WHAT TO DO ::
List each line of the data that holds the string "Output", please.

** BEGIN MATERIAL SHOWN **

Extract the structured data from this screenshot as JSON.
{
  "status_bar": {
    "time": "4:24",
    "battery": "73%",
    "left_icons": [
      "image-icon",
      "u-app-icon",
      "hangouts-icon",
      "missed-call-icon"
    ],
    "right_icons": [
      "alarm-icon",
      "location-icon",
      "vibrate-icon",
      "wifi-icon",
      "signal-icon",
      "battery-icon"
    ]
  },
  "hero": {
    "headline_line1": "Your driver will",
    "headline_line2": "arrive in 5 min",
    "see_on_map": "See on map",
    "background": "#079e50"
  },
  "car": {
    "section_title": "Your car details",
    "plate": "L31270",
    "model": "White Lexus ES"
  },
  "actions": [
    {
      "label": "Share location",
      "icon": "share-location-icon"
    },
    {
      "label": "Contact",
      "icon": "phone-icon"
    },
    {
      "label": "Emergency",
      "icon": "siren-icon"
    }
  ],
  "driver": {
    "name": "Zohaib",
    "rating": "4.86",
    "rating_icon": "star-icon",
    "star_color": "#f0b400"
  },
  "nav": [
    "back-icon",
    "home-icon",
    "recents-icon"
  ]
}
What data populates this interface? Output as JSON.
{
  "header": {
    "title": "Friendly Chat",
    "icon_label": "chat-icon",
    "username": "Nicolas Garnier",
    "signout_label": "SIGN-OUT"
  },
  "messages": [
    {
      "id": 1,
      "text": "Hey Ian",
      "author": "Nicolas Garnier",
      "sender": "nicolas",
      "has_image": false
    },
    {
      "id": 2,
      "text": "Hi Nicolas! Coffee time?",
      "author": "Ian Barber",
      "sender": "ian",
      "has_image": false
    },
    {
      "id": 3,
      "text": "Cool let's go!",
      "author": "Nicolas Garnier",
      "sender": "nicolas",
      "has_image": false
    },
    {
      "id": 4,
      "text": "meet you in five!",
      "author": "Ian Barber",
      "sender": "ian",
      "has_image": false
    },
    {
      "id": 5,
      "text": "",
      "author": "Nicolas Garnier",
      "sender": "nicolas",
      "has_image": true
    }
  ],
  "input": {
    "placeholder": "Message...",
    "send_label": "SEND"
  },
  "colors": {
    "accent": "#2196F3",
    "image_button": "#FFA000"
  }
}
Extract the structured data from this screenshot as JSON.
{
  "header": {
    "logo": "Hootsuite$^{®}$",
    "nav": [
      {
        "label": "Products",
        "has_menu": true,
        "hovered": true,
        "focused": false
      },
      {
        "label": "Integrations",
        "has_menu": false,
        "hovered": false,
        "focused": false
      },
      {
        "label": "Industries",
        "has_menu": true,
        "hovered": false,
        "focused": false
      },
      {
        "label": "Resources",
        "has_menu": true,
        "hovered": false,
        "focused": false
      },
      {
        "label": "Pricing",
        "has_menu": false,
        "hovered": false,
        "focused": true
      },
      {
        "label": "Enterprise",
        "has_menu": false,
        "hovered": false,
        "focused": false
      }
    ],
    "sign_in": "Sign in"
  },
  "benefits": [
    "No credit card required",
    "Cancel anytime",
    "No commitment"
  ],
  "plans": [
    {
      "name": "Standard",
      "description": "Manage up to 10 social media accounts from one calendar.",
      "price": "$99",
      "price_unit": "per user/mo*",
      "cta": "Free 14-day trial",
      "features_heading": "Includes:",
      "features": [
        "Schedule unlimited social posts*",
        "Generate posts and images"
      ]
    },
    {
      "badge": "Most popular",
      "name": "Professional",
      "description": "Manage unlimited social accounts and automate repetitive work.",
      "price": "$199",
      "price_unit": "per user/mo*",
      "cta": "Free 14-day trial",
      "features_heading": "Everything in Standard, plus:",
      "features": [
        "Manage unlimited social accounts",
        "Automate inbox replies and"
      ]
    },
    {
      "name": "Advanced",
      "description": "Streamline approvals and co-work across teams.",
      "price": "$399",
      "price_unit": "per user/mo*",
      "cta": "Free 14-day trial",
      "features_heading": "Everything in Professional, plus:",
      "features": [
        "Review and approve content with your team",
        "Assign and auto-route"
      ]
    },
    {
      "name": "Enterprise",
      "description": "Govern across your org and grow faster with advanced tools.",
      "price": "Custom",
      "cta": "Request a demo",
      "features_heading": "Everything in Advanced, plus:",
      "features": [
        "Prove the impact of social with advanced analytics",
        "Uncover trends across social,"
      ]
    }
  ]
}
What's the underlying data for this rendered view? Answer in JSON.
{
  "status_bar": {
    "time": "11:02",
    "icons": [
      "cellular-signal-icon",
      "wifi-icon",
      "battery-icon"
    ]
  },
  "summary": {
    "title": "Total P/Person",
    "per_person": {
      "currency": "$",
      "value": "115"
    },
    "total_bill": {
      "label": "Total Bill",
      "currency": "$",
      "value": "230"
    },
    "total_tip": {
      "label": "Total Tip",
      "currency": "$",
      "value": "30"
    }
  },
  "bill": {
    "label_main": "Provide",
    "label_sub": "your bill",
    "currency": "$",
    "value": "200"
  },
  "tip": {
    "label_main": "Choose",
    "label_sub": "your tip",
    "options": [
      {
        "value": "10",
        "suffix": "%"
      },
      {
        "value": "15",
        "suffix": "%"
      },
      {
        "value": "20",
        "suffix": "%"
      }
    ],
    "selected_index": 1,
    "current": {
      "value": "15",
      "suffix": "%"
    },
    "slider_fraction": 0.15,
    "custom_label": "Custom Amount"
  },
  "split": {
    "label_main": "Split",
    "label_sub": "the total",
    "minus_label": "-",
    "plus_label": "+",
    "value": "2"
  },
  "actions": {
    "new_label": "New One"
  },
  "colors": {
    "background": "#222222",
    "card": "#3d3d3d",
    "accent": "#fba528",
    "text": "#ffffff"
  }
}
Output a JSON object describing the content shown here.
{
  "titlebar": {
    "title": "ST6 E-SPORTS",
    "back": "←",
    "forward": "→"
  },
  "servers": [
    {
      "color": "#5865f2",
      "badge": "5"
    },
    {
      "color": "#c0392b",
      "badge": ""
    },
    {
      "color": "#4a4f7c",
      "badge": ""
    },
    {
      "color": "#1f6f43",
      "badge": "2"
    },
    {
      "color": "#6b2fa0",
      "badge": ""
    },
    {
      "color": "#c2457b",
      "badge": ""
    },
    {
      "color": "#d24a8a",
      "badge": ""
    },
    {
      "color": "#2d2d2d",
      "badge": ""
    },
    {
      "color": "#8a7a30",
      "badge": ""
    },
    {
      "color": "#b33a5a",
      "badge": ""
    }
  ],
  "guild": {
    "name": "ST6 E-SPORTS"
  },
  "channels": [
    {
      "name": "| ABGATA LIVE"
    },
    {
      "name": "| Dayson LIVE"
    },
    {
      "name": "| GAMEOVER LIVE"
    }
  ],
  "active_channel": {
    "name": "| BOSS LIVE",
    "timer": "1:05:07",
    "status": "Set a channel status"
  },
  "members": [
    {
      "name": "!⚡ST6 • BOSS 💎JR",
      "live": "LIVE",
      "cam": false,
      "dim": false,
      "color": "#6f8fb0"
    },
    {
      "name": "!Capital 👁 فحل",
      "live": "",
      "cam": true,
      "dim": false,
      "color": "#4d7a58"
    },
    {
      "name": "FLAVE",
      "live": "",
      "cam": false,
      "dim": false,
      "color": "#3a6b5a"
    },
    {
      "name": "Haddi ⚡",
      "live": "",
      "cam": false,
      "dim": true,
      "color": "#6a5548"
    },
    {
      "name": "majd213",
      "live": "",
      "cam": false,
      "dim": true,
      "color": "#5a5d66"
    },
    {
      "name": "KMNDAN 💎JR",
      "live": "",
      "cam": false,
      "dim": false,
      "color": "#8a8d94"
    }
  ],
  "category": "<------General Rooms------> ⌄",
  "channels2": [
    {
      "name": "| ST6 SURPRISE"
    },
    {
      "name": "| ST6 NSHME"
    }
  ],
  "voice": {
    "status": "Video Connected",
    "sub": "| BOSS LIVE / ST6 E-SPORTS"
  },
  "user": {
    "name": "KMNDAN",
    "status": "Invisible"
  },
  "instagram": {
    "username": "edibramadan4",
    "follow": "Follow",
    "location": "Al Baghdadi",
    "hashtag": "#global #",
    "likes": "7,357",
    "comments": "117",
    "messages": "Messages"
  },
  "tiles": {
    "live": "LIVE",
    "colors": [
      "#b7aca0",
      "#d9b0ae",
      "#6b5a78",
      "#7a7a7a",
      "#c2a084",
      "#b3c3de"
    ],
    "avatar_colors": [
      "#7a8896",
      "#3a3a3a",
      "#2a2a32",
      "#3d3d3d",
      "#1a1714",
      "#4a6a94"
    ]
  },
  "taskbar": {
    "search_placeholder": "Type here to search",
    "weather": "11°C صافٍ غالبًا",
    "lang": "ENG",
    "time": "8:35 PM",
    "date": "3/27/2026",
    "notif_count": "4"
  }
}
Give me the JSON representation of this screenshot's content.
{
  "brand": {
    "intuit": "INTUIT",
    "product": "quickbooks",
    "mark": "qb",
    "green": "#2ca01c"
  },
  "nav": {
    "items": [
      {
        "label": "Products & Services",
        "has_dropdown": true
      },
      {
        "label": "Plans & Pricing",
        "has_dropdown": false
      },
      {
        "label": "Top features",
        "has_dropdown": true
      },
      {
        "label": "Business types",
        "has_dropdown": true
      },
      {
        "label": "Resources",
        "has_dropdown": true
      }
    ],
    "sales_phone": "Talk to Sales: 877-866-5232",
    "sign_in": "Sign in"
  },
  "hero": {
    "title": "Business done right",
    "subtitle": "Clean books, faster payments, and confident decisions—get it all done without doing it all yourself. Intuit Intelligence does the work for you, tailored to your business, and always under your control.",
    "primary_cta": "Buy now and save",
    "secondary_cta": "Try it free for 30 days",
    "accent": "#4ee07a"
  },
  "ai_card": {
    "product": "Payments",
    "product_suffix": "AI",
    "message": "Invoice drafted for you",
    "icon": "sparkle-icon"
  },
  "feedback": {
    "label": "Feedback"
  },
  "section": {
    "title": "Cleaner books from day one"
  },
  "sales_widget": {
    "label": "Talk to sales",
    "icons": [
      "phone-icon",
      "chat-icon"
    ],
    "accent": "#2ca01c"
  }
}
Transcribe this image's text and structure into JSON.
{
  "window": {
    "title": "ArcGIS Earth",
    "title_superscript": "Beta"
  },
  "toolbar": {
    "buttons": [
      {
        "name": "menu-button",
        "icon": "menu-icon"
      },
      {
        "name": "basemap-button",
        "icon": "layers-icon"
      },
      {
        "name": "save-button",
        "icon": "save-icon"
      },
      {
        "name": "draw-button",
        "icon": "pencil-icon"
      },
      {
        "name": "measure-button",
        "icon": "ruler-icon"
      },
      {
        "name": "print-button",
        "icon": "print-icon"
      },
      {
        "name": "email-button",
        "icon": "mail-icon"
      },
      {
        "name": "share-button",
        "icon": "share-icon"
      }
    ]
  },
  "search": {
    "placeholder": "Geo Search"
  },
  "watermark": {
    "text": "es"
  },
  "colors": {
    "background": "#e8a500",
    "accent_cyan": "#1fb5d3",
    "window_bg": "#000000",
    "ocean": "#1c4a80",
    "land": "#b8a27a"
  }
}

** END MATERIAL SHOWN **

EXERCISE RESULT ::
What data populates this interface? Output as JSON.
Output a JSON object describing the content shown here.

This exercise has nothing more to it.